------ INPUT FOR THIS TASK
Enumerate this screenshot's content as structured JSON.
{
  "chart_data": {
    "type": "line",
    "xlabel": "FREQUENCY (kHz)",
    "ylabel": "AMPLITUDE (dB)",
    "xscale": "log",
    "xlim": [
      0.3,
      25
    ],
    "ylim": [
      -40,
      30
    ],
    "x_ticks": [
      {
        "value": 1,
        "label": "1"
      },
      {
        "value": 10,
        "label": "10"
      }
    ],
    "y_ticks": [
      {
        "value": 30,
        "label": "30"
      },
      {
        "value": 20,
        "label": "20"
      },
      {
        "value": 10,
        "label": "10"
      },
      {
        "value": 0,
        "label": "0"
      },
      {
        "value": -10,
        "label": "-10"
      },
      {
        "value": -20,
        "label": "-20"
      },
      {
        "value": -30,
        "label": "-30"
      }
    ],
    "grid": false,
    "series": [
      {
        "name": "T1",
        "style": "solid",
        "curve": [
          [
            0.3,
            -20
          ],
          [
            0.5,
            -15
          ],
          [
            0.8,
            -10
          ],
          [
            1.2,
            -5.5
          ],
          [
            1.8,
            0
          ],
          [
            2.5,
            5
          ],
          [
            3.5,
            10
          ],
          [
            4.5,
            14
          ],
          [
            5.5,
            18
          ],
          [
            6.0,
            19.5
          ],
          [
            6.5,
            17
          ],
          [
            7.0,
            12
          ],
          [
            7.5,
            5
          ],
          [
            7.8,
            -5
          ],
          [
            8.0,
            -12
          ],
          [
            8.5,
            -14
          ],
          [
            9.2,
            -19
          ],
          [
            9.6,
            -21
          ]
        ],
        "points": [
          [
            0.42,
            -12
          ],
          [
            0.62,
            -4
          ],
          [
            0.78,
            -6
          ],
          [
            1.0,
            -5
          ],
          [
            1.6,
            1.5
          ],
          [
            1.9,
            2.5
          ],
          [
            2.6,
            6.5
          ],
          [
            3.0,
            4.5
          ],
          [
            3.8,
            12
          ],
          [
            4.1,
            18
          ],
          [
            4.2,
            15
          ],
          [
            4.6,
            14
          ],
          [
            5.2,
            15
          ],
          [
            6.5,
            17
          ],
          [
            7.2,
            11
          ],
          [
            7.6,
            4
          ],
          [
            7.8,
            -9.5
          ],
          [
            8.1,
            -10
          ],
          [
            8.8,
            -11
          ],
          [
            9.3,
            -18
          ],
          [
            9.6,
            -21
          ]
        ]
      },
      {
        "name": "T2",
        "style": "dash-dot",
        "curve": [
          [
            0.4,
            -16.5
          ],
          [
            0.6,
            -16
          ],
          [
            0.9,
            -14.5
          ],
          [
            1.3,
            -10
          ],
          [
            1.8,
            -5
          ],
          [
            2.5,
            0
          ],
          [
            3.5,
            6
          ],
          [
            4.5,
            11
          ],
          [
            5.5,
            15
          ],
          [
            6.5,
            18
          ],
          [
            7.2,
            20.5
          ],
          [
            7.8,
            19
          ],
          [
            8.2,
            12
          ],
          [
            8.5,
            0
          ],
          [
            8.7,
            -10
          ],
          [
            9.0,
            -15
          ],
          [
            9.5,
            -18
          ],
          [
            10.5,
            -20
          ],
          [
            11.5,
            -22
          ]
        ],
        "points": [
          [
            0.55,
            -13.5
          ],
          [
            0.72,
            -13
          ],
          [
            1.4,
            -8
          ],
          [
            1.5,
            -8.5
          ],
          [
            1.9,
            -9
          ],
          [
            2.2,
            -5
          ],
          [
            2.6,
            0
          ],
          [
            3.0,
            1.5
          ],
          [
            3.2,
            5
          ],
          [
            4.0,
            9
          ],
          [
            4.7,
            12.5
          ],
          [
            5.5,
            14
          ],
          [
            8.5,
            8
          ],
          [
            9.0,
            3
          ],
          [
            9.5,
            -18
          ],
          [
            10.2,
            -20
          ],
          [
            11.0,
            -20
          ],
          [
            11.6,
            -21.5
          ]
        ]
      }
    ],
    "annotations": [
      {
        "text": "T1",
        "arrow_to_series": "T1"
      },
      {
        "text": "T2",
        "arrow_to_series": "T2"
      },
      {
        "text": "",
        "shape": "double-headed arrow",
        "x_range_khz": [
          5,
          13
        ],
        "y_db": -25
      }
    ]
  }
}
------------
------ INPUT FOR THIS TASK
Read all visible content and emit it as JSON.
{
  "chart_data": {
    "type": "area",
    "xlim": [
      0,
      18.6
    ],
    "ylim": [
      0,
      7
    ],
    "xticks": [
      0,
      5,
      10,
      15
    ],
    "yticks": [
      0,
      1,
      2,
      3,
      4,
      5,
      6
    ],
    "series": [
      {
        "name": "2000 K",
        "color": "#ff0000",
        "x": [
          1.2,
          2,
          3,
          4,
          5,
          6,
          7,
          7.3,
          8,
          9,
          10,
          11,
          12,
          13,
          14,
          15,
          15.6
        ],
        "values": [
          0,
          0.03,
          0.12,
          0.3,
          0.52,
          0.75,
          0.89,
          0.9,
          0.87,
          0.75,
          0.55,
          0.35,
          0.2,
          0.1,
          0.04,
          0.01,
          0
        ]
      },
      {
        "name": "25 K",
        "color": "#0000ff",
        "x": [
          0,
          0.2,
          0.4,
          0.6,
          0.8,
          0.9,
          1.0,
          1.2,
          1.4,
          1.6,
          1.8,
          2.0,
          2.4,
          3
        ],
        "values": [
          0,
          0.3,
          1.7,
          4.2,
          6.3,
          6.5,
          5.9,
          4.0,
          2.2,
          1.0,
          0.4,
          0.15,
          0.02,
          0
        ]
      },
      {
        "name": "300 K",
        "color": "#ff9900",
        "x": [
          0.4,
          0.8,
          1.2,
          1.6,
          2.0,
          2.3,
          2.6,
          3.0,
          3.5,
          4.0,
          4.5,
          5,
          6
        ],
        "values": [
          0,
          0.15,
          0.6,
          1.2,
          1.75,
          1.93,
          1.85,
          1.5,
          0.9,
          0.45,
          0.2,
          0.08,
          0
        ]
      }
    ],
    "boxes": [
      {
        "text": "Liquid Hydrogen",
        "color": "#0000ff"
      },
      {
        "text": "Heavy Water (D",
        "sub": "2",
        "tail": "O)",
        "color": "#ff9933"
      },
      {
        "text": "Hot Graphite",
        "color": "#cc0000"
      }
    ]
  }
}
------------
● EXERCISE DIRECTIONS
Show the lines from the data above that contain the string "content".

● OUTPUT OF THE EXERCISE
Enumerate this screenshot's content as structured JSON.
Read all visible content and emit it as JSON.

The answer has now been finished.